SET TASK
Locate each line below that includes "this" and reproduce it.

STORED RECORDS
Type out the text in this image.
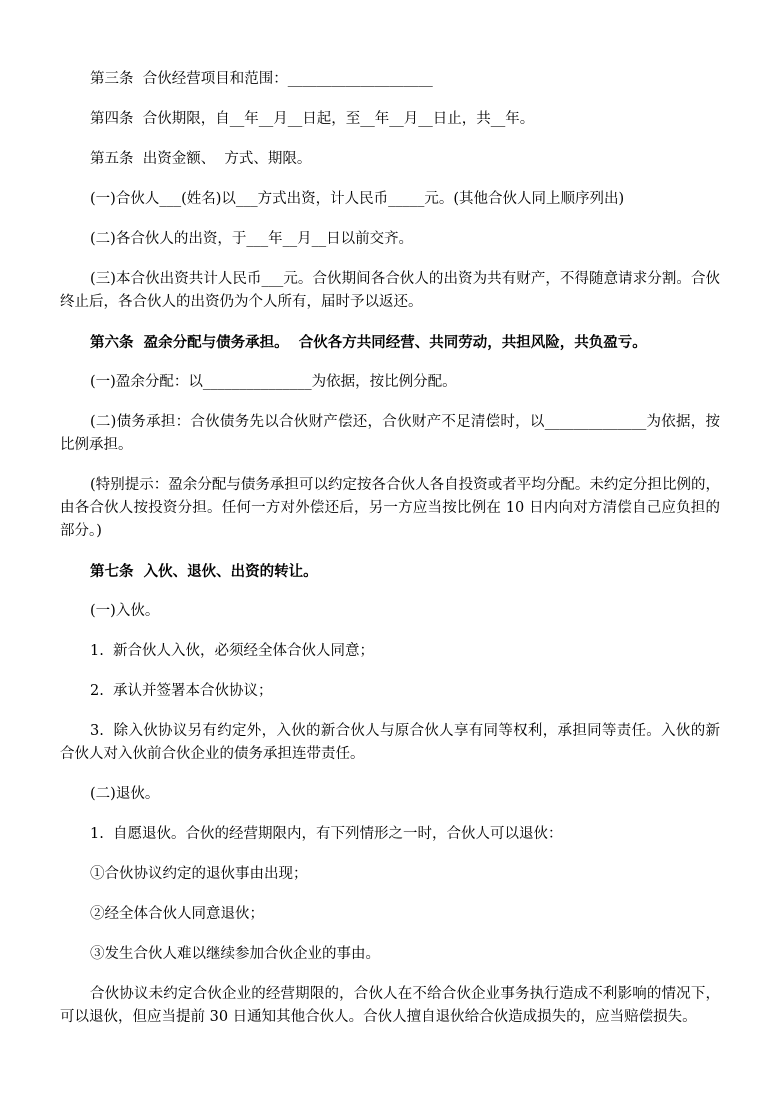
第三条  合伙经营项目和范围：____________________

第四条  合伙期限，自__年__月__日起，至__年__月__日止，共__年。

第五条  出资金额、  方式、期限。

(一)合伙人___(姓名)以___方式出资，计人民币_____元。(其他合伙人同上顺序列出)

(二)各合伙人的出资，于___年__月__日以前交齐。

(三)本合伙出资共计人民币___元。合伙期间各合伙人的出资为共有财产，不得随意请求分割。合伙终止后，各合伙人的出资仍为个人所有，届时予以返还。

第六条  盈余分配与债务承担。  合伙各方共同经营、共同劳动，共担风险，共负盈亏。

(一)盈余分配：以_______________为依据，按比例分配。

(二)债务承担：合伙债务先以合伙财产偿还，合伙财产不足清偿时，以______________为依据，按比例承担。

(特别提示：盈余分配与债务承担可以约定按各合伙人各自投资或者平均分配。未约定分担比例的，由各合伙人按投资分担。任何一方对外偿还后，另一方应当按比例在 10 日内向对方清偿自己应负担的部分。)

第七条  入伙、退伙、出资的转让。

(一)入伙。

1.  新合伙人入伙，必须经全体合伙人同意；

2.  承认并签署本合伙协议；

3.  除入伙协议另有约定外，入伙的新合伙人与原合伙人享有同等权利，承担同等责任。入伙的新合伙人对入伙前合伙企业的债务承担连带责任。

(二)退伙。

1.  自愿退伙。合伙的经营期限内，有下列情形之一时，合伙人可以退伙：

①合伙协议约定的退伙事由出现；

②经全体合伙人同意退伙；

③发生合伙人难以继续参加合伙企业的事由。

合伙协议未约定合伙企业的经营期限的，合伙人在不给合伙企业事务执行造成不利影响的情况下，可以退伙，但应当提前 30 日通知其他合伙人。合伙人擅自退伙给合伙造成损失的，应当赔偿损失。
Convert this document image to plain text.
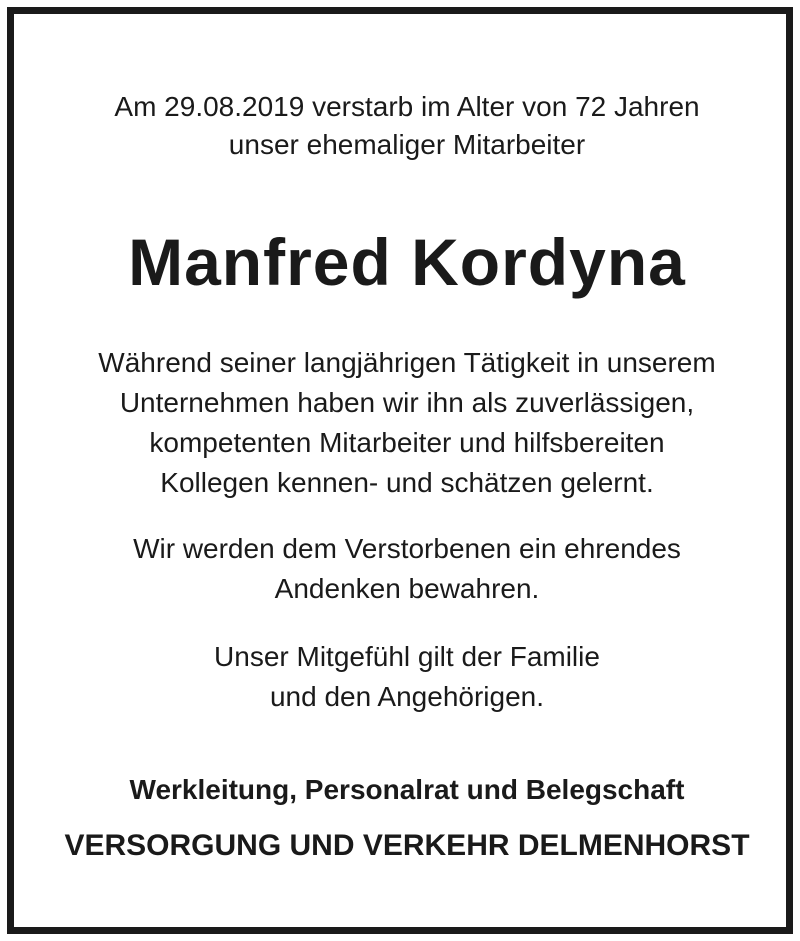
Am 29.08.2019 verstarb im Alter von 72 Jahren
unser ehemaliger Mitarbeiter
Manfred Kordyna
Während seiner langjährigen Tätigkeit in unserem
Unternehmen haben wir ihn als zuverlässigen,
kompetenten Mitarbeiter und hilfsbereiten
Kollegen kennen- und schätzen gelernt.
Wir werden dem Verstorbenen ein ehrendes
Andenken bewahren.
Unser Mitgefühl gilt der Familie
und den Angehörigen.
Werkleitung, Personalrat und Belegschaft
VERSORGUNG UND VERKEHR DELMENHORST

PROBLEM SOLUTION
Type out the text in this image.
Convert this document image to plain text.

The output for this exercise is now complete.